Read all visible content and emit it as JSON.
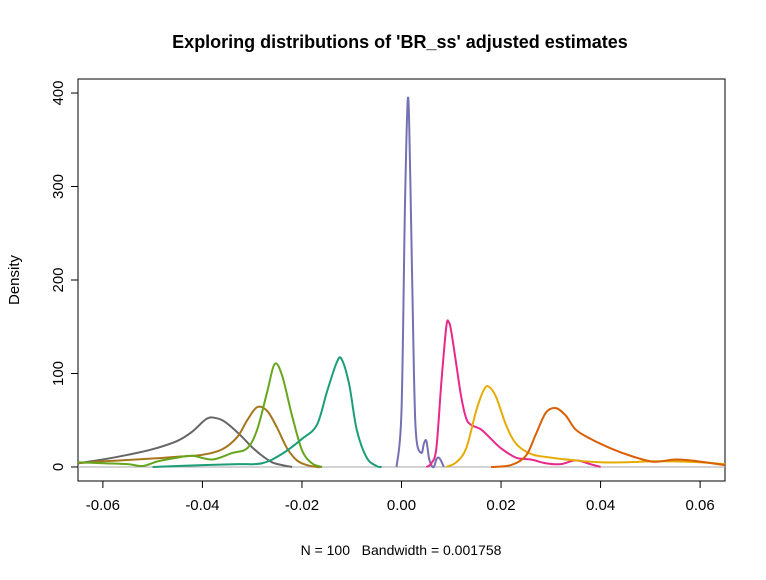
{
  "chart_data": {
    "type": "line",
    "title": "Exploring distributions of 'BR_ss' adjusted estimates",
    "xlabel": "N = 100   Bandwidth = 0.001758",
    "ylabel": "Density",
    "xlim": [
      -0.065,
      0.065
    ],
    "ylim": [
      -15,
      415
    ],
    "x_ticks": [
      -0.06,
      -0.04,
      -0.02,
      0.0,
      0.02,
      0.04,
      0.06
    ],
    "x_tick_labels": [
      "-0.06",
      "-0.04",
      "-0.02",
      "0.00",
      "0.02",
      "0.04",
      "0.06"
    ],
    "y_ticks": [
      0,
      100,
      200,
      300,
      400
    ],
    "y_tick_labels": [
      "0",
      "100",
      "200",
      "300",
      "400"
    ],
    "grid": false,
    "legend": "none",
    "series": [
      {
        "color": "#666666",
        "x": [
          -0.065,
          -0.06,
          -0.055,
          -0.05,
          -0.045,
          -0.042,
          -0.04,
          -0.039,
          -0.038,
          -0.036,
          -0.034,
          -0.032,
          -0.03,
          -0.028,
          -0.026,
          -0.024,
          -0.022
        ],
        "values": [
          4,
          8,
          13,
          19,
          28,
          38,
          48,
          52,
          53,
          50,
          42,
          32,
          21,
          12,
          5,
          2,
          0
        ]
      },
      {
        "color": "#A6761D",
        "x": [
          -0.065,
          -0.06,
          -0.05,
          -0.045,
          -0.04,
          -0.036,
          -0.033,
          -0.031,
          -0.029,
          -0.027,
          -0.025,
          -0.023,
          -0.021,
          -0.019,
          -0.017,
          -0.016
        ],
        "values": [
          4,
          6,
          9,
          11,
          13,
          19,
          32,
          50,
          64,
          60,
          42,
          20,
          7,
          2,
          0,
          0
        ]
      },
      {
        "color": "#66A61E",
        "x": [
          -0.065,
          -0.06,
          -0.055,
          -0.052,
          -0.049,
          -0.045,
          -0.042,
          -0.038,
          -0.034,
          -0.031,
          -0.029,
          -0.027,
          -0.0255,
          -0.024,
          -0.022,
          -0.02,
          -0.018,
          -0.016
        ],
        "values": [
          5,
          4,
          3,
          1,
          6,
          10,
          12,
          8,
          15,
          20,
          40,
          80,
          110,
          98,
          55,
          18,
          4,
          0
        ]
      },
      {
        "color": "#1B9E77",
        "x": [
          -0.05,
          -0.04,
          -0.033,
          -0.028,
          -0.024,
          -0.02,
          -0.017,
          -0.015,
          -0.013,
          -0.012,
          -0.0105,
          -0.009,
          -0.007,
          -0.005,
          -0.004
        ],
        "values": [
          0,
          2,
          3,
          4,
          14,
          30,
          45,
          80,
          112,
          115,
          88,
          40,
          10,
          1,
          0
        ]
      },
      {
        "color": "#7570B3",
        "x": [
          -0.001,
          0.0,
          0.0007,
          0.0013,
          0.0018,
          0.0025,
          0.003,
          0.004,
          0.0045,
          0.005,
          0.0055,
          0.006,
          0.0065,
          0.007,
          0.0075,
          0.008,
          0.0085
        ],
        "values": [
          0,
          60,
          280,
          395,
          300,
          100,
          30,
          15,
          25,
          28,
          10,
          2,
          0,
          8,
          10,
          6,
          0
        ]
      },
      {
        "color": "#E7298A",
        "x": [
          0.005,
          0.006,
          0.007,
          0.008,
          0.009,
          0.0095,
          0.01,
          0.011,
          0.012,
          0.013,
          0.014,
          0.016,
          0.018,
          0.02,
          0.023,
          0.026,
          0.029,
          0.032,
          0.035,
          0.038,
          0.04
        ],
        "values": [
          0,
          4,
          20,
          90,
          150,
          155,
          145,
          110,
          75,
          52,
          45,
          40,
          30,
          20,
          10,
          8,
          4,
          3,
          7,
          3,
          0
        ]
      },
      {
        "color": "#E6AB02",
        "x": [
          0.009,
          0.011,
          0.013,
          0.015,
          0.0165,
          0.0175,
          0.019,
          0.021,
          0.023,
          0.026,
          0.03,
          0.035,
          0.04,
          0.045,
          0.05,
          0.055,
          0.06,
          0.065
        ],
        "values": [
          0,
          5,
          20,
          60,
          82,
          86,
          75,
          45,
          25,
          14,
          10,
          7,
          5,
          5,
          6,
          6,
          5,
          3
        ]
      },
      {
        "color": "#D95F02",
        "x": [
          0.018,
          0.022,
          0.025,
          0.027,
          0.029,
          0.031,
          0.033,
          0.035,
          0.038,
          0.042,
          0.046,
          0.05,
          0.052,
          0.055,
          0.058,
          0.061,
          0.065
        ],
        "values": [
          0,
          2,
          12,
          35,
          58,
          63,
          55,
          40,
          30,
          20,
          12,
          6,
          6,
          8,
          7,
          5,
          2
        ]
      }
    ]
  }
}
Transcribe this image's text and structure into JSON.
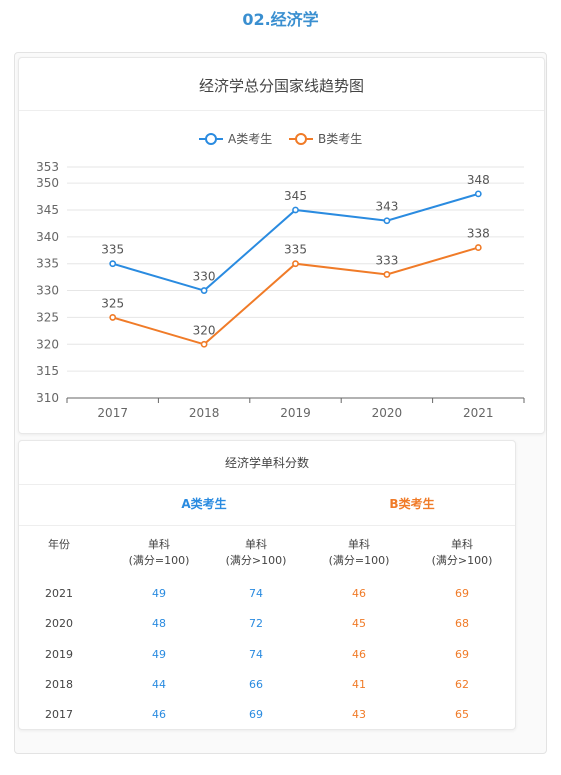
{
  "heading": "02.经济学",
  "chart_data": {
    "type": "line",
    "title": "经济学总分国家线趋势图",
    "categories": [
      "2017",
      "2018",
      "2019",
      "2020",
      "2021"
    ],
    "series": [
      {
        "name": "A类考生",
        "color": "#2a8be0",
        "values": [
          335,
          330,
          345,
          343,
          348
        ]
      },
      {
        "name": "B类考生",
        "color": "#f07b28",
        "values": [
          325,
          320,
          335,
          333,
          338
        ]
      }
    ],
    "ylim": [
      310,
      353
    ],
    "yticks": [
      "353",
      "350",
      "345",
      "340",
      "335",
      "330",
      "325",
      "320",
      "315",
      "310"
    ],
    "grid": true,
    "legend_position": "top"
  },
  "table": {
    "title": "经济学单科分数",
    "group_a": "A类考生",
    "group_b": "B类考生",
    "col_year": "年份",
    "col_single_line1": "单科",
    "col_low": "(满分=100)",
    "col_high": "(满分>100)",
    "rows": [
      {
        "year": "2021",
        "a_low": "49",
        "a_high": "74",
        "b_low": "46",
        "b_high": "69"
      },
      {
        "year": "2020",
        "a_low": "48",
        "a_high": "72",
        "b_low": "45",
        "b_high": "68"
      },
      {
        "year": "2019",
        "a_low": "49",
        "a_high": "74",
        "b_low": "46",
        "b_high": "69"
      },
      {
        "year": "2018",
        "a_low": "44",
        "a_high": "66",
        "b_low": "41",
        "b_high": "62"
      },
      {
        "year": "2017",
        "a_low": "46",
        "a_high": "69",
        "b_low": "43",
        "b_high": "65"
      }
    ]
  }
}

[GIVEN INSTRUCTION] Every line above should be returned exactly; the pictures stay out.

[ANSWER TO THE PROBLEM]
Read all visible content and emit it as JSON.
{
  "chart_data": {
    "type": "line",
    "title": "Exploring distributions of 'BR_ss' adjusted estimates",
    "xlabel": "N = 100   Bandwidth = 0.001758",
    "ylabel": "Density",
    "xlim": [
      -0.065,
      0.065
    ],
    "ylim": [
      -15,
      415
    ],
    "x_ticks": [
      -0.06,
      -0.04,
      -0.02,
      0.0,
      0.02,
      0.04,
      0.06
    ],
    "x_tick_labels": [
      "-0.06",
      "-0.04",
      "-0.02",
      "0.00",
      "0.02",
      "0.04",
      "0.06"
    ],
    "y_ticks": [
      0,
      100,
      200,
      300,
      400
    ],
    "y_tick_labels": [
      "0",
      "100",
      "200",
      "300",
      "400"
    ],
    "grid": false,
    "legend": "none",
    "series": [
      {
        "color": "#666666",
        "x": [
          -0.065,
          -0.06,
          -0.055,
          -0.05,
          -0.045,
          -0.042,
          -0.04,
          -0.039,
          -0.038,
          -0.036,
          -0.034,
          -0.032,
          -0.03,
          -0.028,
          -0.026,
          -0.024,
          -0.022
        ],
        "values": [
          4,
          8,
          13,
          19,
          28,
          38,
          48,
          52,
          53,
          50,
          42,
          32,
          21,
          12,
          5,
          2,
          0
        ]
      },
      {
        "color": "#A6761D",
        "x": [
          -0.065,
          -0.06,
          -0.05,
          -0.045,
          -0.04,
          -0.036,
          -0.033,
          -0.031,
          -0.029,
          -0.027,
          -0.025,
          -0.023,
          -0.021,
          -0.019,
          -0.017,
          -0.016
        ],
        "values": [
          4,
          6,
          9,
          11,
          13,
          19,
          32,
          50,
          64,
          60,
          42,
          20,
          7,
          2,
          0,
          0
        ]
      },
      {
        "color": "#66A61E",
        "x": [
          -0.065,
          -0.06,
          -0.055,
          -0.052,
          -0.049,
          -0.045,
          -0.042,
          -0.038,
          -0.034,
          -0.031,
          -0.029,
          -0.027,
          -0.0255,
          -0.024,
          -0.022,
          -0.02,
          -0.018,
          -0.016
        ],
        "values": [
          5,
          4,
          3,
          1,
          6,
          10,
          12,
          8,
          15,
          20,
          40,
          80,
          110,
          98,
          55,
          18,
          4,
          0
        ]
      },
      {
        "color": "#1B9E77",
        "x": [
          -0.05,
          -0.04,
          -0.033,
          -0.028,
          -0.024,
          -0.02,
          -0.017,
          -0.015,
          -0.013,
          -0.012,
          -0.0105,
          -0.009,
          -0.007,
          -0.005,
          -0.004
        ],
        "values": [
          0,
          2,
          3,
          4,
          14,
          30,
          45,
          80,
          112,
          115,
          88,
          40,
          10,
          1,
          0
        ]
      },
      {
        "color": "#7570B3",
        "x": [
          -0.001,
          0.0,
          0.0007,
          0.0013,
          0.0018,
          0.0025,
          0.003,
          0.004,
          0.0045,
          0.005,
          0.0055,
          0.006,
          0.0065,
          0.007,
          0.0075,
          0.008,
          0.0085
        ],
        "values": [
          0,
          60,
          280,
          395,
          300,
          100,
          30,
          15,
          25,
          28,
          10,
          2,
          0,
          8,
          10,
          6,
          0
        ]
      },
      {
        "color": "#E7298A",
        "x": [
          0.005,
          0.006,
          0.007,
          0.008,
          0.009,
          0.0095,
          0.01,
          0.011,
          0.012,
          0.013,
          0.014,
          0.016,
          0.018,
          0.02,
          0.023,
          0.026,
          0.029,
          0.032,
          0.035,
          0.038,
          0.04
        ],
        "values": [
          0,
          4,
          20,
          90,
          150,
          155,
          145,
          110,
          75,
          52,
          45,
          40,
          30,
          20,
          10,
          8,
          4,
          3,
          7,
          3,
          0
        ]
      },
      {
        "color": "#E6AB02",
        "x": [
          0.009,
          0.011,
          0.013,
          0.015,
          0.0165,
          0.0175,
          0.019,
          0.021,
          0.023,
          0.026,
          0.03,
          0.035,
          0.04,
          0.045,
          0.05,
          0.055,
          0.06,
          0.065
        ],
        "values": [
          0,
          5,
          20,
          60,
          82,
          86,
          75,
          45,
          25,
          14,
          10,
          7,
          5,
          5,
          6,
          6,
          5,
          3
        ]
      },
      {
        "color": "#D95F02",
        "x": [
          0.018,
          0.022,
          0.025,
          0.027,
          0.029,
          0.031,
          0.033,
          0.035,
          0.038,
          0.042,
          0.046,
          0.05,
          0.052,
          0.055,
          0.058,
          0.061,
          0.065
        ],
        "values": [
          0,
          2,
          12,
          35,
          58,
          63,
          55,
          40,
          30,
          20,
          12,
          6,
          6,
          8,
          7,
          5,
          2
        ]
      }
    ]
  }
}
Transcribe this image's text and structure into JSON.
{
  "heading": "02.经济学",
  "chart_data": {
    "type": "line",
    "title": "经济学总分国家线趋势图",
    "categories": [
      "2017",
      "2018",
      "2019",
      "2020",
      "2021"
    ],
    "series": [
      {
        "name": "A类考生",
        "color": "#2a8be0",
        "values": [
          335,
          330,
          345,
          343,
          348
        ]
      },
      {
        "name": "B类考生",
        "color": "#f07b28",
        "values": [
          325,
          320,
          335,
          333,
          338
        ]
      }
    ],
    "ylim": [
      310,
      353
    ],
    "yticks": [
      "353",
      "350",
      "345",
      "340",
      "335",
      "330",
      "325",
      "320",
      "315",
      "310"
    ],
    "grid": true,
    "legend_position": "top"
  },
  "table": {
    "title": "经济学单科分数",
    "group_a": "A类考生",
    "group_b": "B类考生",
    "col_year": "年份",
    "col_single_line1": "单科",
    "col_low": "(满分=100)",
    "col_high": "(满分>100)",
    "rows": [
      {
        "year": "2021",
        "a_low": "49",
        "a_high": "74",
        "b_low": "46",
        "b_high": "69"
      },
      {
        "year": "2020",
        "a_low": "48",
        "a_high": "72",
        "b_low": "45",
        "b_high": "68"
      },
      {
        "year": "2019",
        "a_low": "49",
        "a_high": "74",
        "b_low": "46",
        "b_high": "69"
      },
      {
        "year": "2018",
        "a_low": "44",
        "a_high": "66",
        "b_low": "41",
        "b_high": "62"
      },
      {
        "year": "2017",
        "a_low": "46",
        "a_high": "69",
        "b_low": "43",
        "b_high": "65"
      }
    ]
  }
}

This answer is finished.